TASK DESCRIPTION: Format these rows as a JSON list of strings, one string per line, with blank lines dropped. Leave the pictures out.

SUPPLIED DATA:
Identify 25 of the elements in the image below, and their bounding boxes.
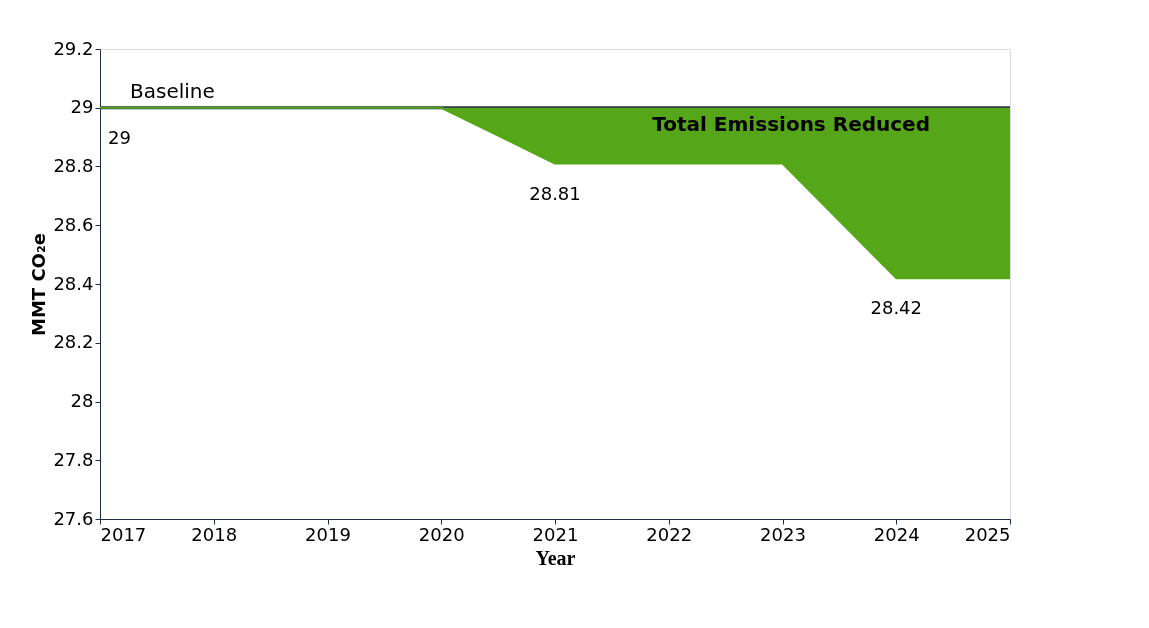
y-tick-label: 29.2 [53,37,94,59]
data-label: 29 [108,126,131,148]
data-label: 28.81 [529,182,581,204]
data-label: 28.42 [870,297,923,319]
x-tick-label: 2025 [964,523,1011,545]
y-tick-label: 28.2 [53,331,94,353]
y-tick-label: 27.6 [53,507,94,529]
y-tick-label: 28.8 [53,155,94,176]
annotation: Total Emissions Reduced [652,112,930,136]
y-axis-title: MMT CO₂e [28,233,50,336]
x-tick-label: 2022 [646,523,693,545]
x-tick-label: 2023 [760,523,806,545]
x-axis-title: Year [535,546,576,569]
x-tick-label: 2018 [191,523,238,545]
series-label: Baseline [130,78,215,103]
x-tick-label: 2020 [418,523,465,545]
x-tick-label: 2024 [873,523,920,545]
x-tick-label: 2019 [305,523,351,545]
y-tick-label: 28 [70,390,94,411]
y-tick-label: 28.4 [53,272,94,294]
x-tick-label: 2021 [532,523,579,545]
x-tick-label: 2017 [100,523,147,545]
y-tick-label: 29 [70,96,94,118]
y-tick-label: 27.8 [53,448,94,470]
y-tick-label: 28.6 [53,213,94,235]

SOLUTION TO THE PROBLEM:
[
  "Identify 25 of the elements in the image below, and their bounding boxes.",
  "y-tick-label: 29.2 [53,37,94,59]",
  "data-label: 29 [108,126,131,148]",
  "data-label: 28.81 [529,182,581,204]",
  "data-label: 28.42 [870,297,923,319]",
  "x-tick-label: 2025 [964,523,1011,545]",
  "y-tick-label: 28.2 [53,331,94,353]",
  "y-tick-label: 27.6 [53,507,94,529]",
  "y-tick-label: 28.8 [53,155,94,176]",
  "annotation: Total Emissions Reduced [652,112,930,136]",
  "y-axis-title: MMT CO₂e [28,233,50,336]",
  "x-tick-label: 2022 [646,523,693,545]",
  "x-tick-label: 2023 [760,523,806,545]",
  "x-axis-title: Year [535,546,576,569]",
  "x-tick-label: 2018 [191,523,238,545]",
  "series-label: Baseline [130,78,215,103]",
  "x-tick-label: 2020 [418,523,465,545]",
  "x-tick-label: 2024 [873,523,920,545]",
  "x-tick-label: 2019 [305,523,351,545]",
  "y-tick-label: 28 [70,390,94,411]",
  "y-tick-label: 28.4 [53,272,94,294]",
  "x-tick-label: 2021 [532,523,579,545]",
  "x-tick-label: 2017 [100,523,147,545]",
  "y-tick-label: 29 [70,96,94,118]",
  "y-tick-label: 27.8 [53,448,94,470]",
  "y-tick-label: 28.6 [53,213,94,235]"
]